Exercise brief: Return each line of the listing that contains the string "matter".

Material for the task:
◆ ◆ ◆ ◆ ◆

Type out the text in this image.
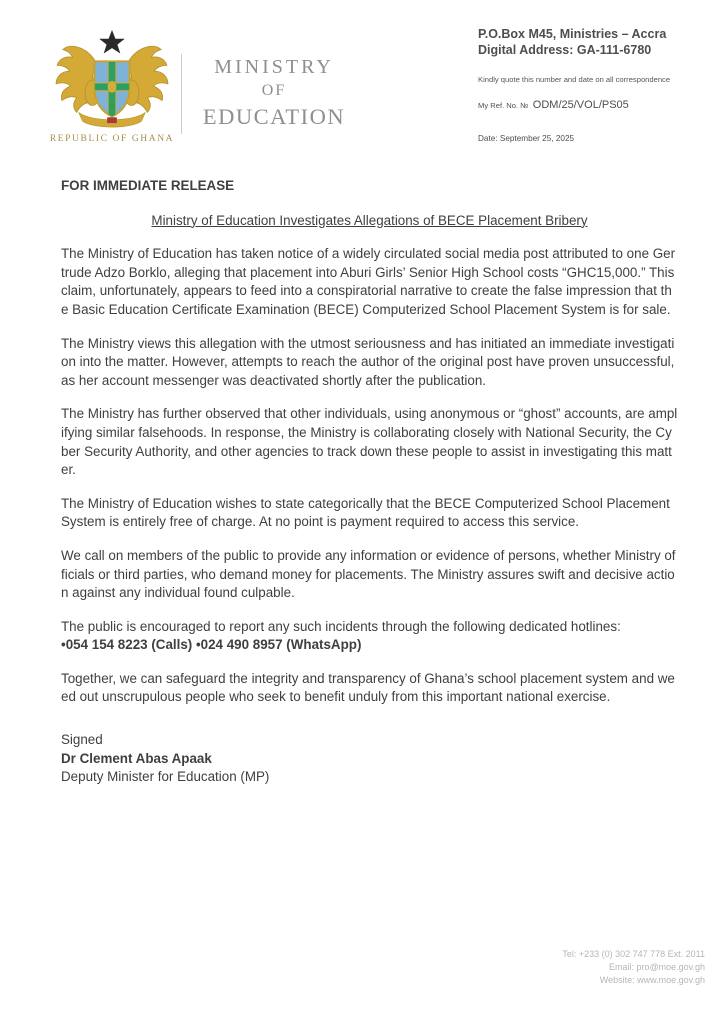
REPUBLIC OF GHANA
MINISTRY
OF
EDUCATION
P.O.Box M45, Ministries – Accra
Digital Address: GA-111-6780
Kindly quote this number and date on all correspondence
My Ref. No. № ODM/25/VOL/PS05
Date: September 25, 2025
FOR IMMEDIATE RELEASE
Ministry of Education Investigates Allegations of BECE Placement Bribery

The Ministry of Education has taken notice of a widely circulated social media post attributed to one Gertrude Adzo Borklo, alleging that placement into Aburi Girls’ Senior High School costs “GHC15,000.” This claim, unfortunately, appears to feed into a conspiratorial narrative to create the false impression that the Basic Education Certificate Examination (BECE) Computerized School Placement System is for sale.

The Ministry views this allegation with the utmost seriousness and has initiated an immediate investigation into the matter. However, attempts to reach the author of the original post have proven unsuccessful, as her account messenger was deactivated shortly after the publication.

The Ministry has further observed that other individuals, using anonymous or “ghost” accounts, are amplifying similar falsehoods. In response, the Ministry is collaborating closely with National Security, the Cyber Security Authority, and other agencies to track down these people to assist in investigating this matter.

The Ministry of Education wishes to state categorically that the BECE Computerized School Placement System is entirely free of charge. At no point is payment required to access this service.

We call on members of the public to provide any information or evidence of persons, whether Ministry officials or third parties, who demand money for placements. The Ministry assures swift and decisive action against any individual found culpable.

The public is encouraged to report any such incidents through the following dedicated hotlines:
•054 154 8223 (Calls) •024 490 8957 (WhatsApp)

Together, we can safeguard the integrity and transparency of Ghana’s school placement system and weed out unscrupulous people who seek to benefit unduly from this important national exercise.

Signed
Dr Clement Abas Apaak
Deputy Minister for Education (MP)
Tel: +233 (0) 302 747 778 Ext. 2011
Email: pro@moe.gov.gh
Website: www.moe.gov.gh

◆ ◆ ◆ ◆ ◆

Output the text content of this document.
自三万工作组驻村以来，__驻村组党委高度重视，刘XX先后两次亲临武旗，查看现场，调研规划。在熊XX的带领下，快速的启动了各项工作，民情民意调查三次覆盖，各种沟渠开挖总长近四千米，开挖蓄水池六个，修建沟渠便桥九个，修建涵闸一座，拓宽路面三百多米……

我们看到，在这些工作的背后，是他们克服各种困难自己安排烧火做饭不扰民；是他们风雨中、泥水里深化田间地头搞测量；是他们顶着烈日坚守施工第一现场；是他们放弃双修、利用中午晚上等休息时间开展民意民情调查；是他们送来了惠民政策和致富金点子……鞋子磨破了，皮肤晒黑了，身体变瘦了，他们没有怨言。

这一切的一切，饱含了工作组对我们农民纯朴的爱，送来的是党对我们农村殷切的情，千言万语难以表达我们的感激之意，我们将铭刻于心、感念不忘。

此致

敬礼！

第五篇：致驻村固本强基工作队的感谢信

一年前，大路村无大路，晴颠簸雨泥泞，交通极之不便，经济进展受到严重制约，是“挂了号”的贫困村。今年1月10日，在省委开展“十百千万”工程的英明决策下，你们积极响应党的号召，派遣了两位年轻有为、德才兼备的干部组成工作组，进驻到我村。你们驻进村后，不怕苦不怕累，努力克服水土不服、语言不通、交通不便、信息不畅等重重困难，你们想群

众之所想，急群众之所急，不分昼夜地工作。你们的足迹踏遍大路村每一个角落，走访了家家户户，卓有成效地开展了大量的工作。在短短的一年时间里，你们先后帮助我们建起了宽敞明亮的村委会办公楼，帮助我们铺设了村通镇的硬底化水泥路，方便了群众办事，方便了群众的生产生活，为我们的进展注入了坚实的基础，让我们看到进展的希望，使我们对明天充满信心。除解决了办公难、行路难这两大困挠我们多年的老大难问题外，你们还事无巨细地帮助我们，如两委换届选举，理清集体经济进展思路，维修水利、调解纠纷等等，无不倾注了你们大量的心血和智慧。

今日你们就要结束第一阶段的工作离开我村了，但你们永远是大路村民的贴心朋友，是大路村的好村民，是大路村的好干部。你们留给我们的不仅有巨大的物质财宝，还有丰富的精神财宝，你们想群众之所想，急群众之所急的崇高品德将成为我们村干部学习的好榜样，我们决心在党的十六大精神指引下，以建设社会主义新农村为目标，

◆ ◆ ◆ ◆ ◆

Full solution:
The Ministry views this allegation with the utmost seriousness and has initiated an immediate investigation into the matter. However, attempts to reach the author of the original post have proven unsuccessful, as her account messenger was deactivated shortly after the publication.
The Ministry has further observed that other individuals, using anonymous or “ghost” accounts, are amplifying similar falsehoods. In response, the Ministry is collaborating closely with National Security, the Cyber Security Authority, and other agencies to track down these people to assist in investigating this matter.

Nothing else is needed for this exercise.